• SUPPLIED DATA:
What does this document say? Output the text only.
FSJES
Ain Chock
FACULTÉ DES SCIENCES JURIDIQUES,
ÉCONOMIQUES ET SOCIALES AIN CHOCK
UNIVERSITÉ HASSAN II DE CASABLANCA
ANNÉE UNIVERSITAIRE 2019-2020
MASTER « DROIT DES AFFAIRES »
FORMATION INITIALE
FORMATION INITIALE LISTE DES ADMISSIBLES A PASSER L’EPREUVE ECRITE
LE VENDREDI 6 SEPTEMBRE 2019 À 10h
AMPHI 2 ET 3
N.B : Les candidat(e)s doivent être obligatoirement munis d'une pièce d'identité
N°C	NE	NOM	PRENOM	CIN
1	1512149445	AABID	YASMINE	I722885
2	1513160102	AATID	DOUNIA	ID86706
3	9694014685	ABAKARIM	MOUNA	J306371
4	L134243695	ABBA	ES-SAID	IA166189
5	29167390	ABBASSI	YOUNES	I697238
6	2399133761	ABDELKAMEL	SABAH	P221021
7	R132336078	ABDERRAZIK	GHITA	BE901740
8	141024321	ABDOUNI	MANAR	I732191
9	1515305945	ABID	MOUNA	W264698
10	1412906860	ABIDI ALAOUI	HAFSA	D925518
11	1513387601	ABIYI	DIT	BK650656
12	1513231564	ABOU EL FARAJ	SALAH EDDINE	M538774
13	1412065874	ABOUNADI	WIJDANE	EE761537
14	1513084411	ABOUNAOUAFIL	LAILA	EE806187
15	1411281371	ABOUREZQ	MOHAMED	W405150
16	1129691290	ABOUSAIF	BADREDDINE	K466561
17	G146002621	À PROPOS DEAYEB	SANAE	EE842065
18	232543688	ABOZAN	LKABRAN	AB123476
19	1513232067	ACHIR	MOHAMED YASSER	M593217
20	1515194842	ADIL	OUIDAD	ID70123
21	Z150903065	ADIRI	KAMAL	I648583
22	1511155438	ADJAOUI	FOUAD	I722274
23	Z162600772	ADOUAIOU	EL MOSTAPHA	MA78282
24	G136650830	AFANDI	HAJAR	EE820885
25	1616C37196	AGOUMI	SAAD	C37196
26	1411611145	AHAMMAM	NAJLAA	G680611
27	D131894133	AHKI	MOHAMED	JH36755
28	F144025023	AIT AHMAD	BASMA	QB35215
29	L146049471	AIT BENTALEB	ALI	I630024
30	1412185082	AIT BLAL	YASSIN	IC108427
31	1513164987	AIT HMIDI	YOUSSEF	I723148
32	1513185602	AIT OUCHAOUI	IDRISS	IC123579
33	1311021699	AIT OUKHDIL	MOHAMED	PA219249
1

...

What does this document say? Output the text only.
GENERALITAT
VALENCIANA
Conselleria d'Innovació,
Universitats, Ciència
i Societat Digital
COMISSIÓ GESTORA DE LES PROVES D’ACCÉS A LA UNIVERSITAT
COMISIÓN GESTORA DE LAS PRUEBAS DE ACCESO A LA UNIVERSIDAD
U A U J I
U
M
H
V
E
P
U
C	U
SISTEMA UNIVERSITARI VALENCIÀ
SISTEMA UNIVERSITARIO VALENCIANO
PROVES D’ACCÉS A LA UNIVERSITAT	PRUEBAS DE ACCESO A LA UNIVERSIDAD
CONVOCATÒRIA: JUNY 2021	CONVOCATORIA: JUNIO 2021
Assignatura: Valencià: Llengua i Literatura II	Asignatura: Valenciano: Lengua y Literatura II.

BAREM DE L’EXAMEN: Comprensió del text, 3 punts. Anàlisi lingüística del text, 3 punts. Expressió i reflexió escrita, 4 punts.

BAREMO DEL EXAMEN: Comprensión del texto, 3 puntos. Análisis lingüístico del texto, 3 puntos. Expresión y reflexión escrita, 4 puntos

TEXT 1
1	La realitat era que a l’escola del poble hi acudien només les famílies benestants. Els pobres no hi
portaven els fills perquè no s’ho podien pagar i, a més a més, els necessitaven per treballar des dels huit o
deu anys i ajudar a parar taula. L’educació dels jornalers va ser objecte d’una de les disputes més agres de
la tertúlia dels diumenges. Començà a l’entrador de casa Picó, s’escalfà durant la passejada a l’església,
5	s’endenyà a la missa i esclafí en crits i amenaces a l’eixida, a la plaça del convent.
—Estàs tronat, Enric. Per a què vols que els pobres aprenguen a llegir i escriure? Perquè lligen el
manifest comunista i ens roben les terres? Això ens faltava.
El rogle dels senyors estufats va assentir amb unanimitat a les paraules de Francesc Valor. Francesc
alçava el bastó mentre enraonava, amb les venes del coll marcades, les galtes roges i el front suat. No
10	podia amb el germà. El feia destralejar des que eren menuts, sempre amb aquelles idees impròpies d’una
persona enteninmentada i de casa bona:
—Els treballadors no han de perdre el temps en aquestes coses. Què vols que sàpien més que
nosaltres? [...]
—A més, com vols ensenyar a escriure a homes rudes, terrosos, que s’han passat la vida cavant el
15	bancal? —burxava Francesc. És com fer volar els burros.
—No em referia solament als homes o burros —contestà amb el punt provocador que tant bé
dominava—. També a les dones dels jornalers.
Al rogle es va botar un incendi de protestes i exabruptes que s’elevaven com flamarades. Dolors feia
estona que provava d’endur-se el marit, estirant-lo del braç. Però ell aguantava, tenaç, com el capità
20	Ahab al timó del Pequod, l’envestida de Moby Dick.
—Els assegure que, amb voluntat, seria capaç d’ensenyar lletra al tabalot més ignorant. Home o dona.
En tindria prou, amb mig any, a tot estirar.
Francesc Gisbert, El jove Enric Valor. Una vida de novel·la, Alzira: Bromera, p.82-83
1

...

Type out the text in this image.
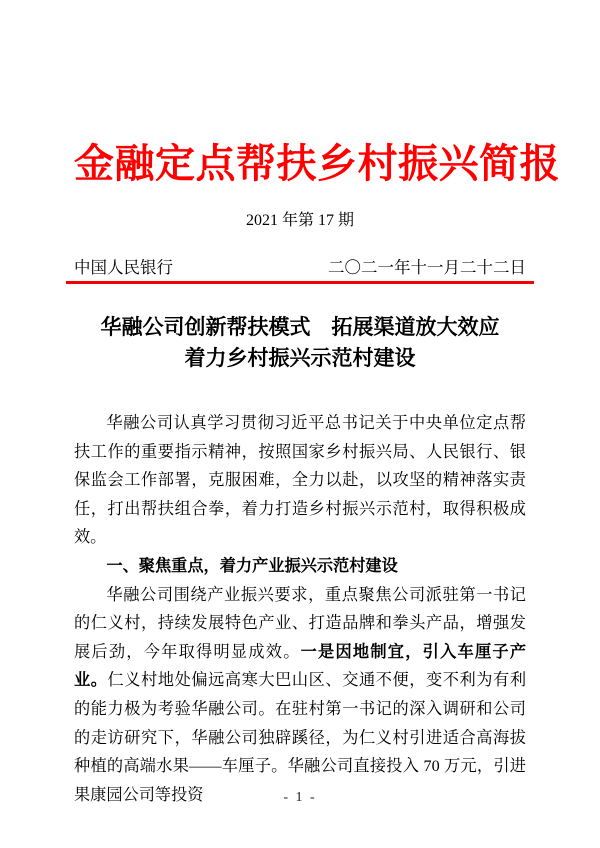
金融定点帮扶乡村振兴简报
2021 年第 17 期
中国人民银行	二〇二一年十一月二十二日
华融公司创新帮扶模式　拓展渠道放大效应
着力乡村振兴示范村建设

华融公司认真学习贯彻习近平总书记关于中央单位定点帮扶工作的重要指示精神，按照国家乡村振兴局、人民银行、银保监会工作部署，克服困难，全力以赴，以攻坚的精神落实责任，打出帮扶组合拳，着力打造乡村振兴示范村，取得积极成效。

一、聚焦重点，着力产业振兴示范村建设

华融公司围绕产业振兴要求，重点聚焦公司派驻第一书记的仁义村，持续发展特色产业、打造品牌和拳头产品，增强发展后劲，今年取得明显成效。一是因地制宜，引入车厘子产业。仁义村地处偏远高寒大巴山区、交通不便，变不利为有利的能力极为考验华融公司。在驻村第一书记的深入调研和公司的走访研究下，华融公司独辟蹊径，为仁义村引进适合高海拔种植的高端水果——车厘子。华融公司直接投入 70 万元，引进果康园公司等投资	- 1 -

• EXERCISE DETAILS: Look for lines containing the string "vols" and copy them all.

• ANSWER TO THE EXERCISE:
—Estàs tronat, Enric. Per a què vols que els pobres aprenguen a llegir i escriure? Perquè lligen el
—Els treballadors no han de perdre el temps en aquestes coses. Què vols que sàpien més que
—A més, com vols ensenyar a escriure a homes rudes, terrosos, que s’han passat la vida cavant el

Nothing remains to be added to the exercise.